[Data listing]

=====

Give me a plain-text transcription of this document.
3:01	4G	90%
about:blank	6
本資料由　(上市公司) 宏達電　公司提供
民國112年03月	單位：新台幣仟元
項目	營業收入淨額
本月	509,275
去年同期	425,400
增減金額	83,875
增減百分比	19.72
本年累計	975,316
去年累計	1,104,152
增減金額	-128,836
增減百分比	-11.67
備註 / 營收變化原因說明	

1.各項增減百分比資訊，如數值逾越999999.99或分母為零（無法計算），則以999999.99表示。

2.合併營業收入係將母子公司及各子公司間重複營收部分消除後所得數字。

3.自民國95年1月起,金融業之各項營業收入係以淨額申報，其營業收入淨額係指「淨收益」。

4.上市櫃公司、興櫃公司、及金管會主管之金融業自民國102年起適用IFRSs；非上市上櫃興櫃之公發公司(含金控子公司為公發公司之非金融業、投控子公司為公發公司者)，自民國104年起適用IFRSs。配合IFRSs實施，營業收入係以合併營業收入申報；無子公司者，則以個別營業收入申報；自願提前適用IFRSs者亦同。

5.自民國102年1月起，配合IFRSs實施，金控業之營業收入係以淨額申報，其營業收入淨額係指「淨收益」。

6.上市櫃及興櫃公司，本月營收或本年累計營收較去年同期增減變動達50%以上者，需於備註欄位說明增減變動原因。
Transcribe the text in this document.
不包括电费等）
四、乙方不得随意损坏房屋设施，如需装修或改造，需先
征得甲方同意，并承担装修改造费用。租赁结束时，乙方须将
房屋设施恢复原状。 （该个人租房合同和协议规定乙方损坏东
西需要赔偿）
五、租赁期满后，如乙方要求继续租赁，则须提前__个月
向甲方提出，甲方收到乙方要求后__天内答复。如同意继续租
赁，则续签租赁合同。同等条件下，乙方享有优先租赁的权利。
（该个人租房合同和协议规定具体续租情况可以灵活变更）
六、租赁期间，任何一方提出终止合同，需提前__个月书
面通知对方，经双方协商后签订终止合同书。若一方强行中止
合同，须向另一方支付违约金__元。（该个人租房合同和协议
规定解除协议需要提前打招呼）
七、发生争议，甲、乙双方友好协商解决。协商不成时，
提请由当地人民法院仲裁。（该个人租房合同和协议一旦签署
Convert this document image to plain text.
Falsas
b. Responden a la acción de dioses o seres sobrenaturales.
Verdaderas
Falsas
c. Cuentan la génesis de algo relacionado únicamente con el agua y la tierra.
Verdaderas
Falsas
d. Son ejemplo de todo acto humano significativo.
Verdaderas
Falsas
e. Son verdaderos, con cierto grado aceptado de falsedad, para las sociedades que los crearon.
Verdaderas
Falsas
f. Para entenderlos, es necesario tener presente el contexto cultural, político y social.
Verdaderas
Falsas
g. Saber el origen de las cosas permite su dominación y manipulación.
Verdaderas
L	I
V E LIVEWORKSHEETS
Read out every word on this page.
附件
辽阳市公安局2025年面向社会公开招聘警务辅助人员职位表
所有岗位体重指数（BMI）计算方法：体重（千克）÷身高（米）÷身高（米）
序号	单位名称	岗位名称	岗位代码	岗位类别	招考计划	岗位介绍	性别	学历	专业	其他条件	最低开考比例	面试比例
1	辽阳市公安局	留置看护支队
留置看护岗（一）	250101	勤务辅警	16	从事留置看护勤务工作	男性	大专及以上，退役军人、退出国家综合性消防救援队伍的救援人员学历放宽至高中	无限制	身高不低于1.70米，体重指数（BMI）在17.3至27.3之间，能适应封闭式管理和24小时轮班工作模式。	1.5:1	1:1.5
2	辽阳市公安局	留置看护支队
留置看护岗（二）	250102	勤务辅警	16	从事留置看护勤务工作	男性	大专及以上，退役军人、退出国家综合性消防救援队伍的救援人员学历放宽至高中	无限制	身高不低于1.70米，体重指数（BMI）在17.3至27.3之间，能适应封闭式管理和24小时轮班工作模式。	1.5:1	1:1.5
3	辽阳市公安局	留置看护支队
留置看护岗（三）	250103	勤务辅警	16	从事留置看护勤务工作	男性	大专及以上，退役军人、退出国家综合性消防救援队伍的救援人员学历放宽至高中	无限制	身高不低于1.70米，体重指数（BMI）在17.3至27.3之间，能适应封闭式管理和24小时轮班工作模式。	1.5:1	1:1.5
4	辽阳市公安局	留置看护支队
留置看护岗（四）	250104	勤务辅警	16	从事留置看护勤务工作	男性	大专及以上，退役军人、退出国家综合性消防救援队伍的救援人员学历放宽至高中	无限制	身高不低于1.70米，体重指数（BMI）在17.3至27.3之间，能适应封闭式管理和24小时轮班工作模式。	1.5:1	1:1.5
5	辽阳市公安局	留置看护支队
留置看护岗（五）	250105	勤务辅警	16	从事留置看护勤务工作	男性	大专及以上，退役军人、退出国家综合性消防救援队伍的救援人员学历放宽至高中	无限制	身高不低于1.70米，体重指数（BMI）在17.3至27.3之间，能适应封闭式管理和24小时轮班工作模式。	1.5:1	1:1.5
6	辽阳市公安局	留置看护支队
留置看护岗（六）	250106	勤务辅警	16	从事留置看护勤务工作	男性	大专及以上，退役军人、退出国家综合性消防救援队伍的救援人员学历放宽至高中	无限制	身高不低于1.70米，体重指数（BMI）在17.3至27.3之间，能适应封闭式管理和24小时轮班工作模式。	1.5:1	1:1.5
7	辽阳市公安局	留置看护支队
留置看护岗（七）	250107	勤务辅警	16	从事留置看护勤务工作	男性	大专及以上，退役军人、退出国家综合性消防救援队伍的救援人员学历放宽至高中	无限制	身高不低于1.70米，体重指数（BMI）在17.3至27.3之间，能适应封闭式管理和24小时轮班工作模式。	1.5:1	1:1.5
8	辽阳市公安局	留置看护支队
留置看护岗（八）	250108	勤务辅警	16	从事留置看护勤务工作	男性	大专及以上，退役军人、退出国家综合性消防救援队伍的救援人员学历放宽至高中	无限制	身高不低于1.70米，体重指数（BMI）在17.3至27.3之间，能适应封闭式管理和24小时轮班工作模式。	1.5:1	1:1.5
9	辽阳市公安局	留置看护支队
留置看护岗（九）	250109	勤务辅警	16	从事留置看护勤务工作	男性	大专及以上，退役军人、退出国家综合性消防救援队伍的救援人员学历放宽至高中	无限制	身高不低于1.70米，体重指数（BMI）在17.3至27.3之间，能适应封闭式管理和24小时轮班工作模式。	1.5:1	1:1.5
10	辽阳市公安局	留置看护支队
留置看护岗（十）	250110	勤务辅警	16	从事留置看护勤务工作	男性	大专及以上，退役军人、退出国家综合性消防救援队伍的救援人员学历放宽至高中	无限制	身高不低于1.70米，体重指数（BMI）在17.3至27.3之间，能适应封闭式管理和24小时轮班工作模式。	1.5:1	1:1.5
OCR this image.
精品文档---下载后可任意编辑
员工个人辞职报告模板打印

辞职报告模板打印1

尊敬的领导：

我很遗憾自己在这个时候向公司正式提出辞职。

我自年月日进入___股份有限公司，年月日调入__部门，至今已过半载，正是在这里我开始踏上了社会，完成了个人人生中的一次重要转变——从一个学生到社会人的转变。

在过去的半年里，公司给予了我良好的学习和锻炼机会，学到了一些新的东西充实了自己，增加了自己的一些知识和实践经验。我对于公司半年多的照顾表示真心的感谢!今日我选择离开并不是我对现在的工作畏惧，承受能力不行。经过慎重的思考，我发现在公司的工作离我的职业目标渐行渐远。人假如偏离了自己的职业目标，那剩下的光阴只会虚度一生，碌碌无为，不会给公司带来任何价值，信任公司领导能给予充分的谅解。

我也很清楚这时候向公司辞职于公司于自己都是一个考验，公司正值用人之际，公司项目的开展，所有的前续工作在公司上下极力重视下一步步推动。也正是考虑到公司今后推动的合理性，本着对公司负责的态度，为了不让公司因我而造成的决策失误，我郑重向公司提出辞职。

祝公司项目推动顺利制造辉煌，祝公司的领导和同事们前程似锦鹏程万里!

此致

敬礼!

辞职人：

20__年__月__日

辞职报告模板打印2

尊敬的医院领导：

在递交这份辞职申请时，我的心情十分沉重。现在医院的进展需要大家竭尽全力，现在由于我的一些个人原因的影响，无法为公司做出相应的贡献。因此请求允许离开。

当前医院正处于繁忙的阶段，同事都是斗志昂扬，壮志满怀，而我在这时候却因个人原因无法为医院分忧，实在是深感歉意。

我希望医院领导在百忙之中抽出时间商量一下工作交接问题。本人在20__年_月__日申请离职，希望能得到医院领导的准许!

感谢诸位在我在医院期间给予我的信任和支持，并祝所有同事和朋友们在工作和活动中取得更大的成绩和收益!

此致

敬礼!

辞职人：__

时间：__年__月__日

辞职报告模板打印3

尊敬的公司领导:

=====

Prompt — Identify and copy all lines with the word "留置看护支队".

Reply —
1	辽阳市公安局	留置看护支队
2	辽阳市公安局	留置看护支队
3	辽阳市公安局	留置看护支队
4	辽阳市公安局	留置看护支队
5	辽阳市公安局	留置看护支队
6	辽阳市公安局	留置看护支队
7	辽阳市公安局	留置看护支队
8	辽阳市公安局	留置看护支队
9	辽阳市公安局	留置看护支队
10	辽阳市公安局	留置看护支队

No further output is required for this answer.